* [WHAT IS ASKED] Go through the entries and count the lines with the string "JSON" in them. Give only that number.
— begin —
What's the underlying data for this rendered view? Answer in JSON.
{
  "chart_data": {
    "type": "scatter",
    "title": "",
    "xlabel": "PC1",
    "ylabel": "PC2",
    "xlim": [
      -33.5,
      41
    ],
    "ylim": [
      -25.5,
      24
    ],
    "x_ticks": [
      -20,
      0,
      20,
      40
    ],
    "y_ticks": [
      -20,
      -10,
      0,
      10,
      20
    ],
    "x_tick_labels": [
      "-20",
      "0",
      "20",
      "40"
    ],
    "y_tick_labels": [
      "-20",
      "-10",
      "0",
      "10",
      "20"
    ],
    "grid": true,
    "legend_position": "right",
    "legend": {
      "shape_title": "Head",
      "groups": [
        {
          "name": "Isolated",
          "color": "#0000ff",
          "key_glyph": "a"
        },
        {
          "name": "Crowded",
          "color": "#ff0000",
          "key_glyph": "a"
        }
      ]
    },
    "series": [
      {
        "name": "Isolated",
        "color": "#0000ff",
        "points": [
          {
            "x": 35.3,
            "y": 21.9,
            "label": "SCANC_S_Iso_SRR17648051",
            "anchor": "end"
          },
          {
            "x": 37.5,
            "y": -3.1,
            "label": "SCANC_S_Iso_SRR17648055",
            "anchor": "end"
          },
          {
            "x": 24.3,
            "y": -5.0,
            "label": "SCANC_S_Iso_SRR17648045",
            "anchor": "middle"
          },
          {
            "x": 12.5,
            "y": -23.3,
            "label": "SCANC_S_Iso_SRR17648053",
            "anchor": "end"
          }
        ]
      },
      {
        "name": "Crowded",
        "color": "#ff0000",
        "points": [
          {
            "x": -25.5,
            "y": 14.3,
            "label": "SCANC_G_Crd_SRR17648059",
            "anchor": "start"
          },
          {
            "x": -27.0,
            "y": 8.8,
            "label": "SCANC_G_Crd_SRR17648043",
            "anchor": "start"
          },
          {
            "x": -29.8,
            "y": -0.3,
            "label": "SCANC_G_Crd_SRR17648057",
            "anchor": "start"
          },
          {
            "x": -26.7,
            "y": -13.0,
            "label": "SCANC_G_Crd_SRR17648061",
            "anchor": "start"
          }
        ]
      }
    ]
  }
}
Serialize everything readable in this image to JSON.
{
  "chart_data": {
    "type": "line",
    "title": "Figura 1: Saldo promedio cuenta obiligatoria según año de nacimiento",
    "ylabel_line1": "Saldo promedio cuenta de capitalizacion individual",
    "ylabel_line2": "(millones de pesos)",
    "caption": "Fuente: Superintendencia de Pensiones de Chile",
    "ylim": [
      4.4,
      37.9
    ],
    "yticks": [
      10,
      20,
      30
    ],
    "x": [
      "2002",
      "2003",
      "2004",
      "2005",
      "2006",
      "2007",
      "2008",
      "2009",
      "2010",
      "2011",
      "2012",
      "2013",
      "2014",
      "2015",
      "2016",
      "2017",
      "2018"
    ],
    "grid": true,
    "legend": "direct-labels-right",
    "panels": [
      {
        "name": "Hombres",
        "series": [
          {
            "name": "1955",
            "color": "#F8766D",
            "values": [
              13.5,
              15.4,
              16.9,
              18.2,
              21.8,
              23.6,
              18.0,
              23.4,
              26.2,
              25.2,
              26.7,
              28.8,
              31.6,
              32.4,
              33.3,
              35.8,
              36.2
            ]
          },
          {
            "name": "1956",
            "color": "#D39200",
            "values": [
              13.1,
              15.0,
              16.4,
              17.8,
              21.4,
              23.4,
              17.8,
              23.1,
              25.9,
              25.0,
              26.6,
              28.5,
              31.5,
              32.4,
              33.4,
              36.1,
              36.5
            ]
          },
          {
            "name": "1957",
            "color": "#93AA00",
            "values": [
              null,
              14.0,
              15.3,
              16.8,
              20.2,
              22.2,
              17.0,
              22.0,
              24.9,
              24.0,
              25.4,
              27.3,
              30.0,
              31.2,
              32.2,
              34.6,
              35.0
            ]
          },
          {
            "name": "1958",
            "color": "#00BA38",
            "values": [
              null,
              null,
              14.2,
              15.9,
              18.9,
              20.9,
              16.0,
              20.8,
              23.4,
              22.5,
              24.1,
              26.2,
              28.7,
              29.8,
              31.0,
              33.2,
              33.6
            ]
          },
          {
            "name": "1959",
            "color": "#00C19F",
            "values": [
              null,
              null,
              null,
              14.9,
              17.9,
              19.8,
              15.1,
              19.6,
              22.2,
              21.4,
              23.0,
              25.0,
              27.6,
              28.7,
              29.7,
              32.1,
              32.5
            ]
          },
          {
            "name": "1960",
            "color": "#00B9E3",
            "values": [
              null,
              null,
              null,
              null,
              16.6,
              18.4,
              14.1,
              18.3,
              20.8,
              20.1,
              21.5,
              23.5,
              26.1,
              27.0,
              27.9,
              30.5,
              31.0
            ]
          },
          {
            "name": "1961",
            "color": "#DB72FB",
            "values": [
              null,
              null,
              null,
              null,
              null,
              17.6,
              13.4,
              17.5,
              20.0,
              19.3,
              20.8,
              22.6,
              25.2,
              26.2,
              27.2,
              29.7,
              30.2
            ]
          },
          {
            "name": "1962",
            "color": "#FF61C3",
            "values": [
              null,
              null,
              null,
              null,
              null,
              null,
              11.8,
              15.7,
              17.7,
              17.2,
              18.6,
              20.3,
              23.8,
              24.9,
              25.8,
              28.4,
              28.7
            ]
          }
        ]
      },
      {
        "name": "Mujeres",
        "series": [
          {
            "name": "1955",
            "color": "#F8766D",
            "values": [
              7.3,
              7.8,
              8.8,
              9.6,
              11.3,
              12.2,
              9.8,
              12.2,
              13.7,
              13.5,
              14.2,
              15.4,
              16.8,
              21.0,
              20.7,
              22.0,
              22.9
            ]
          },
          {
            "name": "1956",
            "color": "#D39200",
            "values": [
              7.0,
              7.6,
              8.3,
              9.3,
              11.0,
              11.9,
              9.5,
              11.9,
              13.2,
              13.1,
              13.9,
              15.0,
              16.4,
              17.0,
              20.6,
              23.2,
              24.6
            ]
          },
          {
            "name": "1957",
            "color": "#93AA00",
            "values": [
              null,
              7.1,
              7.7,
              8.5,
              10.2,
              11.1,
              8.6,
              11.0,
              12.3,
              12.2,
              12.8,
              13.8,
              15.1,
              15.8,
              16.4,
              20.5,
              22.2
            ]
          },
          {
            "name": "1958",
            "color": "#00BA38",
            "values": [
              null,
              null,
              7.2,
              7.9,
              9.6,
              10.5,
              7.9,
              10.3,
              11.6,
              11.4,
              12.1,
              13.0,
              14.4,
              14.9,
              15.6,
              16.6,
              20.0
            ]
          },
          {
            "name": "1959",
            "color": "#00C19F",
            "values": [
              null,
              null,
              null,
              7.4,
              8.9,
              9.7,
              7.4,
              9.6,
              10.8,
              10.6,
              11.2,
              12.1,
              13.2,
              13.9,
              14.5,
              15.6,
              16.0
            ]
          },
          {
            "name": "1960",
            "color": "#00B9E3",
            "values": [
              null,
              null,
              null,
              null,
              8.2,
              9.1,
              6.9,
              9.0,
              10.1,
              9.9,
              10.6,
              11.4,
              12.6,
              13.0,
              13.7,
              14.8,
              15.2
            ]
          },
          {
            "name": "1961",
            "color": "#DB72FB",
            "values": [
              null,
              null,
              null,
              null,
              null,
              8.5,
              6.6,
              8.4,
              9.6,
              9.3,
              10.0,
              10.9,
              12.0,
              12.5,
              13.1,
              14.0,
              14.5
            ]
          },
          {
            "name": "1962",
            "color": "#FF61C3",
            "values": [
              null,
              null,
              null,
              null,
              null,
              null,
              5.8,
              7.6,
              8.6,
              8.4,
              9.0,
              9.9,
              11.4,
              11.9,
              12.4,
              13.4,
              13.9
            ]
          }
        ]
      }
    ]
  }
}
— end —
* [COMPLETE ANSWER] 2